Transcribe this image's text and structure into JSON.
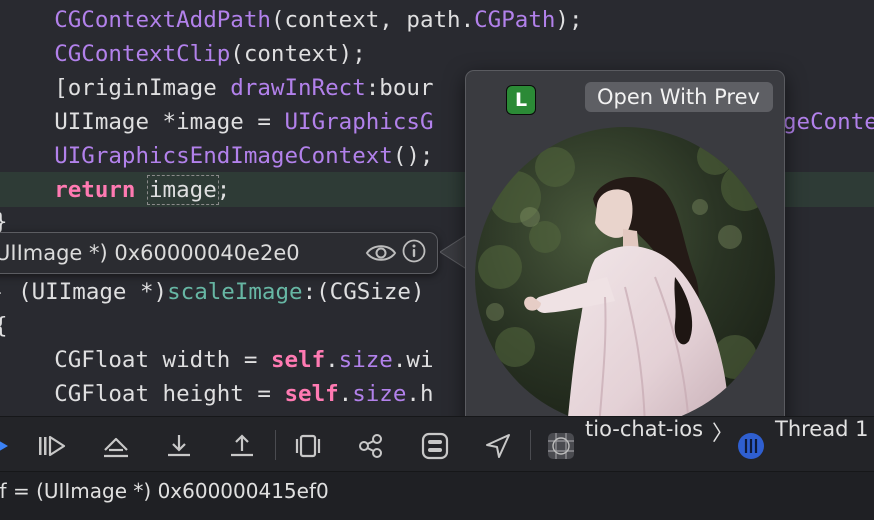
{
  "code_lines": {
    "l1": {
      "fn": "CGContextAddPath",
      "text_a": "(context, path.",
      "member": "CGPath",
      "text_b": ");"
    },
    "l2": {
      "fn": "CGContextClip",
      "text_a": "(context);"
    },
    "l3": {
      "text_a": "[originImage ",
      "fn": "drawInRect",
      "text_b": ":bour"
    },
    "l4": {
      "text_a": "UIImage *image = ",
      "fn": "UIGraphicsG",
      "tail": "geConte"
    },
    "l5": {
      "fn": "UIGraphicsEndImageContext",
      "text_a": "();"
    },
    "l6": {
      "kw": "return",
      "token": "image",
      "text_a": ";"
    },
    "l7": {
      "text_a": "}"
    },
    "l8": {
      "text_a": "- (UIImage *)",
      "method": "scaleImage",
      "text_b": ":(CGSize)"
    },
    "l9": {
      "text_a": "{"
    },
    "l10": {
      "text_a": "CGFloat width = ",
      "kw": "self",
      "dot": ".",
      "member": "size",
      "text_b": ".wi"
    },
    "l11": {
      "text_a": "CGFloat height = ",
      "kw": "self",
      "dot": ".",
      "member": "size",
      "text_b": ".h"
    }
  },
  "debug_tip": {
    "value": "UIImage *) 0x60000040e2e0",
    "eye_icon": "eye-icon",
    "info_icon": "info-icon"
  },
  "quicklook": {
    "badge": "L",
    "open_button": "Open With Prev",
    "image_desc": "circular-photo"
  },
  "toolbar": {
    "target": "tio-chat-ios",
    "separator": "〉",
    "thread": "Thread 1"
  },
  "console": {
    "line": "lf = (UIImage *) 0x600000415ef0"
  },
  "colors": {
    "editor_bg": "#292a30",
    "keyword": "#ff7ab2",
    "function": "#b281eb",
    "method": "#67b7a4",
    "highlight": "#2e3b36",
    "badge": "#2b8a36",
    "toolbar_icon": "#c8c8c8"
  }
}
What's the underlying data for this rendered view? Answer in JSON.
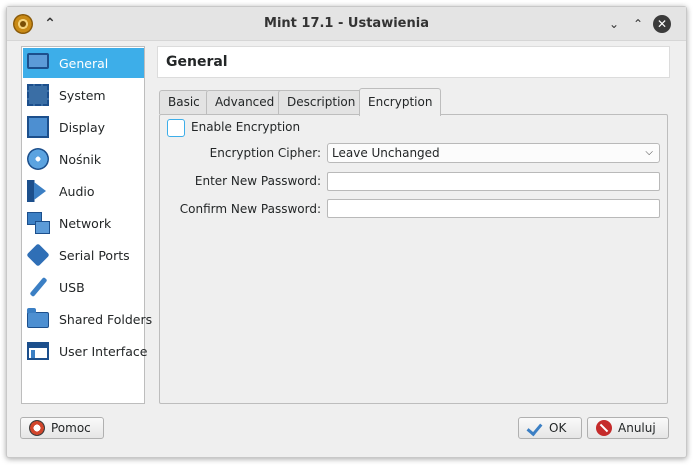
{
  "window": {
    "title": "Mint 17.1 - Ustawienia",
    "keep_above_glyph": "⌃",
    "minimize_glyph": "⌄",
    "maximize_glyph": "⌃",
    "close_glyph": "✕"
  },
  "sidebar": {
    "items": [
      {
        "label": "General",
        "icon": "monitor-icon",
        "active": true
      },
      {
        "label": "System",
        "icon": "chip-icon"
      },
      {
        "label": "Display",
        "icon": "display-icon"
      },
      {
        "label": "Nośnik",
        "icon": "disc-icon"
      },
      {
        "label": "Audio",
        "icon": "speaker-icon"
      },
      {
        "label": "Network",
        "icon": "network-icon"
      },
      {
        "label": "Serial Ports",
        "icon": "serial-port-icon"
      },
      {
        "label": "USB",
        "icon": "usb-icon"
      },
      {
        "label": "Shared Folders",
        "icon": "folder-icon"
      },
      {
        "label": "User Interface",
        "icon": "user-interface-icon"
      }
    ]
  },
  "section_title": "General",
  "tabs": [
    {
      "label": "Basic"
    },
    {
      "label": "Advanced"
    },
    {
      "label": "Description"
    },
    {
      "label": "Encryption",
      "active": true
    }
  ],
  "encryption": {
    "enable_label": "Enable Encryption",
    "enable_checked": false,
    "cipher_label": "Encryption Cipher:",
    "cipher_value": "Leave Unchanged",
    "new_password_label": "Enter New Password:",
    "new_password_value": "",
    "confirm_password_label": "Confirm New Password:",
    "confirm_password_value": ""
  },
  "footer": {
    "help_label": "Pomoc",
    "ok_label": "OK",
    "cancel_label": "Anuluj"
  },
  "colors": {
    "accent": "#3daee9",
    "window_bg": "#efefef"
  }
}
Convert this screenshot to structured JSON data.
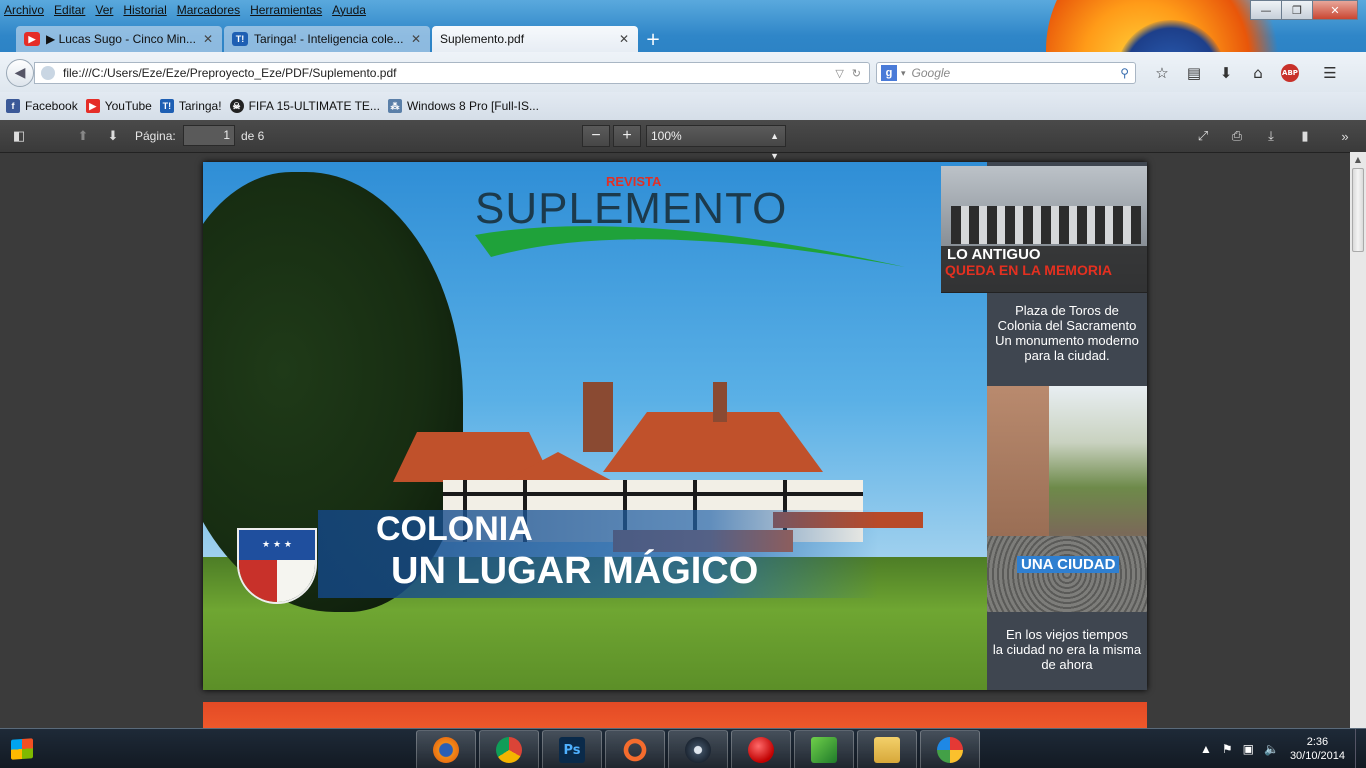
{
  "menu": [
    "Archivo",
    "Editar",
    "Ver",
    "Historial",
    "Marcadores",
    "Herramientas",
    "Ayuda"
  ],
  "tabs": [
    {
      "label": "▶ Lucas Sugo - Cinco Min...",
      "icon": "youtube-icon",
      "color": "#e52d27"
    },
    {
      "label": "Taringa! - Inteligencia cole...",
      "icon": "taringa-icon",
      "color": "#1e5fb3"
    },
    {
      "label": "Suplemento.pdf",
      "icon": "",
      "color": ""
    }
  ],
  "window_buttons": {
    "minimize": "—",
    "maximize": "❐",
    "close": "✕"
  },
  "nav": {
    "url": "file:///C:/Users/Eze/Eze/Preproyecto_Eze/PDF/Suplemento.pdf",
    "search_placeholder": "Google",
    "search_engine_letter": "g"
  },
  "bookmarks": [
    {
      "label": "Facebook",
      "icon": "facebook-icon",
      "color": "#3b5998"
    },
    {
      "label": "YouTube",
      "icon": "youtube-icon",
      "color": "#e52d27"
    },
    {
      "label": "Taringa!",
      "icon": "taringa-icon",
      "color": "#1e5fb3"
    },
    {
      "label": "FIFA 15-ULTIMATE TE...",
      "icon": "skull-icon",
      "color": "#222222"
    },
    {
      "label": "Windows 8 Pro [Full-IS...",
      "icon": "network-icon",
      "color": "#5a7fa8"
    }
  ],
  "pdf_toolbar": {
    "page_label": "Página:",
    "page_value": "1",
    "page_total": "de 6",
    "zoom_out": "−",
    "zoom_in": "+",
    "zoom": "100%"
  },
  "pdf_page": {
    "revista": "REVISTA",
    "title": "SUPLEMENTO",
    "banner_line1": "COLONIA",
    "banner_line2": "UN LUGAR MÁGICO",
    "side_title1": "LO ANTIGUO",
    "side_title2": "QUEDA EN LA MEMORIA",
    "side_desc1": [
      "Plaza de Toros de",
      "Colonia del Sacramento",
      "Un monumento moderno",
      "para la ciudad."
    ],
    "side_label2": "UNA CIUDAD",
    "side_desc2": [
      "En los viejos tiempos",
      "la ciudad no era la misma",
      "de ahora"
    ]
  },
  "taskbar": {
    "apps": [
      "firefox-icon",
      "chrome-icon",
      "photoshop-icon",
      "origin-icon",
      "steam-icon",
      "record-icon",
      "camtasia-icon",
      "explorer-icon",
      "paint-icon"
    ],
    "time": "2:36",
    "date": "30/10/2014"
  },
  "colors": {
    "accent_red": "#e43020",
    "banner_blue": "#2f7fd0",
    "page2_orange": "#e34a25"
  }
}
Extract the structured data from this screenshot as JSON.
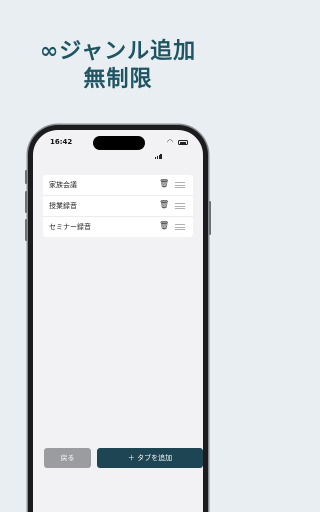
{
  "headline": {
    "line1": "∞ジャンル追加",
    "line2": "無制限"
  },
  "status_bar": {
    "time": "16:42"
  },
  "genres": [
    {
      "label": "家族会議"
    },
    {
      "label": "授業録音"
    },
    {
      "label": "セミナー録音"
    }
  ],
  "icons": {
    "delete": "trash-icon",
    "reorder": "drag-handle-icon"
  },
  "buttons": {
    "back": "戻る",
    "add_tab": "＋ タブを追加"
  },
  "colors": {
    "background": "#e8eef1",
    "headline": "#1f5563",
    "add_button": "#1d4553",
    "back_button": "#9a9ca0"
  }
}
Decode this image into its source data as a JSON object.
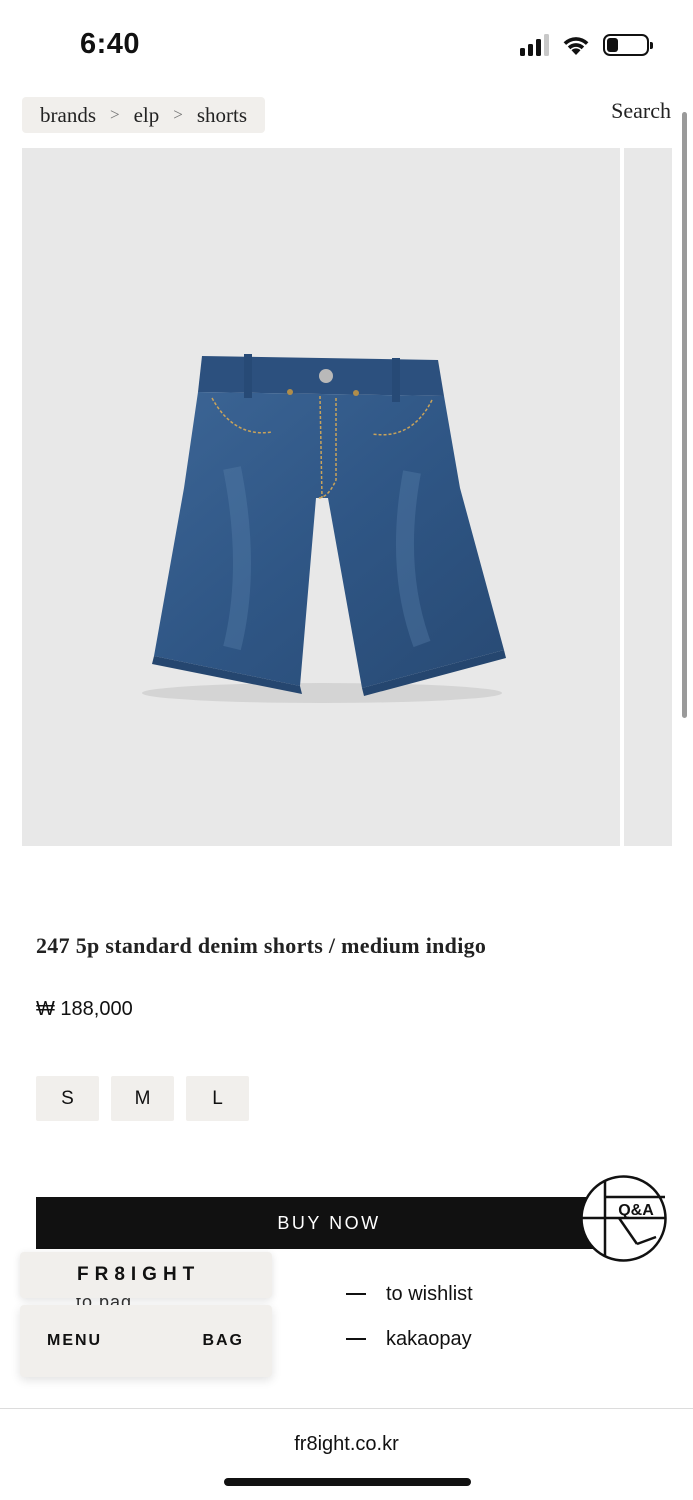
{
  "status_bar": {
    "time": "6:40",
    "icons": [
      "cellular-signal-icon",
      "wifi-icon",
      "battery-icon"
    ]
  },
  "breadcrumb": {
    "items": [
      "brands",
      "elp",
      "shorts"
    ],
    "separator": ">"
  },
  "header": {
    "search_label": "Search"
  },
  "product": {
    "title": "247 5p standard denim shorts / medium indigo",
    "price": "₩ 188,000",
    "sizes": [
      "S",
      "M",
      "L"
    ]
  },
  "buy_now_label": "BUY NOW",
  "qa_badge_label": "Q&A",
  "actions": [
    {
      "label": "to wishlist"
    },
    {
      "label": "kakaopay"
    }
  ],
  "hidden_action_label": "to bag",
  "brand": {
    "name": "FR8IGHT"
  },
  "nav": {
    "menu_label": "MENU",
    "bag_label": "BAG"
  },
  "url_bar": {
    "domain": "fr8ight.co.kr"
  },
  "colors": {
    "accent": "#111111",
    "panel_bg": "#f1efec",
    "image_bg": "#e8e8e8",
    "denim": "#2f5685"
  }
}
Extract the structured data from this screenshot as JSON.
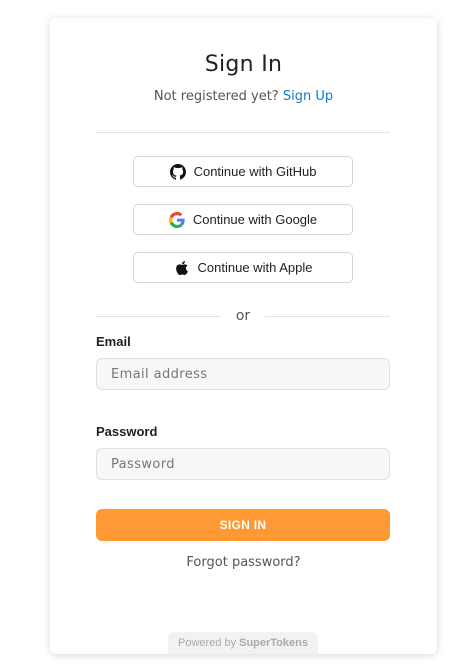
{
  "signin": {
    "title": "Sign In",
    "subtitle_text": "Not registered yet?",
    "signup_link": "Sign Up",
    "providers": [
      {
        "label": "Continue with GitHub",
        "icon": "github-icon"
      },
      {
        "label": "Continue with Google",
        "icon": "google-icon"
      },
      {
        "label": "Continue with Apple",
        "icon": "apple-icon"
      }
    ],
    "or_text": "or",
    "email": {
      "label": "Email",
      "placeholder": "Email address",
      "value": ""
    },
    "password": {
      "label": "Password",
      "placeholder": "Password",
      "value": ""
    },
    "submit_label": "SIGN IN",
    "forgot_link": "Forgot password?"
  },
  "footer": {
    "powered_prefix": "Powered by",
    "brand": "SuperTokens"
  },
  "colors": {
    "accent": "#ff9933",
    "link": "#0f7acc"
  }
}
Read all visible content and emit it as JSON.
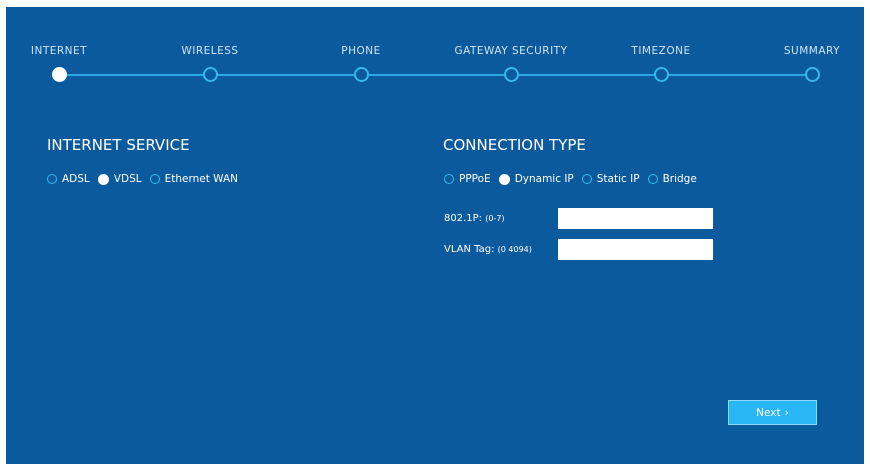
┄┄┄┄┄┄
§ STATED PROBLEM: Select every line of the records holding the string "data".

§ EXERCISE RESULT:
What's the underlying data for this rendered view? Answer in JSON.
Convert this screenshot to structured JSON data.
Extract the structured data from this screenshot as JSON.
Decode this image into its source data as a JSON object.
Extract the structured data from this screenshot as JSON.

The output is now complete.